== Extracted data

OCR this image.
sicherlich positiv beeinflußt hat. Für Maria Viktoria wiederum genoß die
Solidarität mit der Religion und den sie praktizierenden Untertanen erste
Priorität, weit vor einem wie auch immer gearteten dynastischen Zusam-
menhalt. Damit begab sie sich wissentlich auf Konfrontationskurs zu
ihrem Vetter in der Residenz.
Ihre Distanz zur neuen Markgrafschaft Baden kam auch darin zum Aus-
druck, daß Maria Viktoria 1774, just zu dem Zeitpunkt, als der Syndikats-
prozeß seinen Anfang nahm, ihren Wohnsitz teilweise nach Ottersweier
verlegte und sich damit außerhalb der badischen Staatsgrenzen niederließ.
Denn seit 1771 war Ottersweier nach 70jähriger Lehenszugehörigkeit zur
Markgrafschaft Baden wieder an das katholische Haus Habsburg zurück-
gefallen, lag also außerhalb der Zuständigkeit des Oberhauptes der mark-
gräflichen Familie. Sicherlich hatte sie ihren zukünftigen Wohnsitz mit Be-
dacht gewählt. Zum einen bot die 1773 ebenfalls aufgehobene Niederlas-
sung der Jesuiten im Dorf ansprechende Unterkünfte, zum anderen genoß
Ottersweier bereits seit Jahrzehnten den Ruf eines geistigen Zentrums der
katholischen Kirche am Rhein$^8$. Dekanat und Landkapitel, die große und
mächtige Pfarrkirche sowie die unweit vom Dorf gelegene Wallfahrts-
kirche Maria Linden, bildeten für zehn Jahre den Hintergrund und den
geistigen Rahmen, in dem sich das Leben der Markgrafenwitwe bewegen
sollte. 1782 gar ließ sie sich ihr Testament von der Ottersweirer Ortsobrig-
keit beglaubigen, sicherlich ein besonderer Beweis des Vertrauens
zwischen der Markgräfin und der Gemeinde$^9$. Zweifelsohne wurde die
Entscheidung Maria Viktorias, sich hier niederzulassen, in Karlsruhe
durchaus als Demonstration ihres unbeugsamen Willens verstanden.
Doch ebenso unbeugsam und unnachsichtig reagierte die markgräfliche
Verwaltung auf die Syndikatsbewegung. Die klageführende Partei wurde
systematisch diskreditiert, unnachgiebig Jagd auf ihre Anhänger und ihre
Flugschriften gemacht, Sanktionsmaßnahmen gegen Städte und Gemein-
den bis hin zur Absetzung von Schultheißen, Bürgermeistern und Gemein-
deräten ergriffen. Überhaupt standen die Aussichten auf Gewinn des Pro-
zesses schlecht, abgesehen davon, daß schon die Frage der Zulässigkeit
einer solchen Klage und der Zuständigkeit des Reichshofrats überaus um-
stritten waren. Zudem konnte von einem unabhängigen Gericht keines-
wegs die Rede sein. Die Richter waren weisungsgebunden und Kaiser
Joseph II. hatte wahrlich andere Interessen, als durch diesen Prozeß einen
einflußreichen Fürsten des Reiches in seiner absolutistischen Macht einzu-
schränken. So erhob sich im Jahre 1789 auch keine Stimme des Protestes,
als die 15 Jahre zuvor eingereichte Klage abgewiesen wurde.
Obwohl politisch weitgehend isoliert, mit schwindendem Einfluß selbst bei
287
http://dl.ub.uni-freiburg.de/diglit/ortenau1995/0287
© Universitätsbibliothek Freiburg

====

What the exercise asks - Output the full listing without altering anything.

Solution for this task -
OCR this image.
sicherlich positiv beeinflußt hat. Für Maria Viktoria wiederum genoß die
Solidarität mit der Religion und den sie praktizierenden Untertanen erste
Priorität, weit vor einem wie auch immer gearteten dynastischen Zusam-
menhalt. Damit begab sie sich wissentlich auf Konfrontationskurs zu
ihrem Vetter in der Residenz.
Ihre Distanz zur neuen Markgrafschaft Baden kam auch darin zum Aus-
druck, daß Maria Viktoria 1774, just zu dem Zeitpunkt, als der Syndikats-
prozeß seinen Anfang nahm, ihren Wohnsitz teilweise nach Ottersweier
verlegte und sich damit außerhalb der badischen Staatsgrenzen niederließ.
Denn seit 1771 war Ottersweier nach 70jähriger Lehenszugehörigkeit zur
Markgrafschaft Baden wieder an das katholische Haus Habsburg zurück-
gefallen, lag also außerhalb der Zuständigkeit des Oberhauptes der mark-
gräflichen Familie. Sicherlich hatte sie ihren zukünftigen Wohnsitz mit Be-
dacht gewählt. Zum einen bot die 1773 ebenfalls aufgehobene Niederlas-
sung der Jesuiten im Dorf ansprechende Unterkünfte, zum anderen genoß
Ottersweier bereits seit Jahrzehnten den Ruf eines geistigen Zentrums der
katholischen Kirche am Rhein$^8$. Dekanat und Landkapitel, die große und
mächtige Pfarrkirche sowie die unweit vom Dorf gelegene Wallfahrts-
kirche Maria Linden, bildeten für zehn Jahre den Hintergrund und den
geistigen Rahmen, in dem sich das Leben der Markgrafenwitwe bewegen
sollte. 1782 gar ließ sie sich ihr Testament von der Ottersweirer Ortsobrig-
keit beglaubigen, sicherlich ein besonderer Beweis des Vertrauens
zwischen der Markgräfin und der Gemeinde$^9$. Zweifelsohne wurde die
Entscheidung Maria Viktorias, sich hier niederzulassen, in Karlsruhe
durchaus als Demonstration ihres unbeugsamen Willens verstanden.
Doch ebenso unbeugsam und unnachsichtig reagierte die markgräfliche
Verwaltung auf die Syndikatsbewegung. Die klageführende Partei wurde
systematisch diskreditiert, unnachgiebig Jagd auf ihre Anhänger und ihre
Flugschriften gemacht, Sanktionsmaßnahmen gegen Städte und Gemein-
den bis hin zur Absetzung von Schultheißen, Bürgermeistern und Gemein-
deräten ergriffen. Überhaupt standen die Aussichten auf Gewinn des Pro-
zesses schlecht, abgesehen davon, daß schon die Frage der Zulässigkeit
einer solchen Klage und der Zuständigkeit des Reichshofrats überaus um-
stritten waren. Zudem konnte von einem unabhängigen Gericht keines-
wegs die Rede sein. Die Richter waren weisungsgebunden und Kaiser
Joseph II. hatte wahrlich andere Interessen, als durch diesen Prozeß einen
einflußreichen Fürsten des Reiches in seiner absolutistischen Macht einzu-
schränken. So erhob sich im Jahre 1789 auch keine Stimme des Protestes,
als die 15 Jahre zuvor eingereichte Klage abgewiesen wurde.
Obwohl politisch weitgehend isoliert, mit schwindendem Einfluß selbst bei
287
http://dl.ub.uni-freiburg.de/diglit/ortenau1995/0287
© Universitätsbibliothek Freiburg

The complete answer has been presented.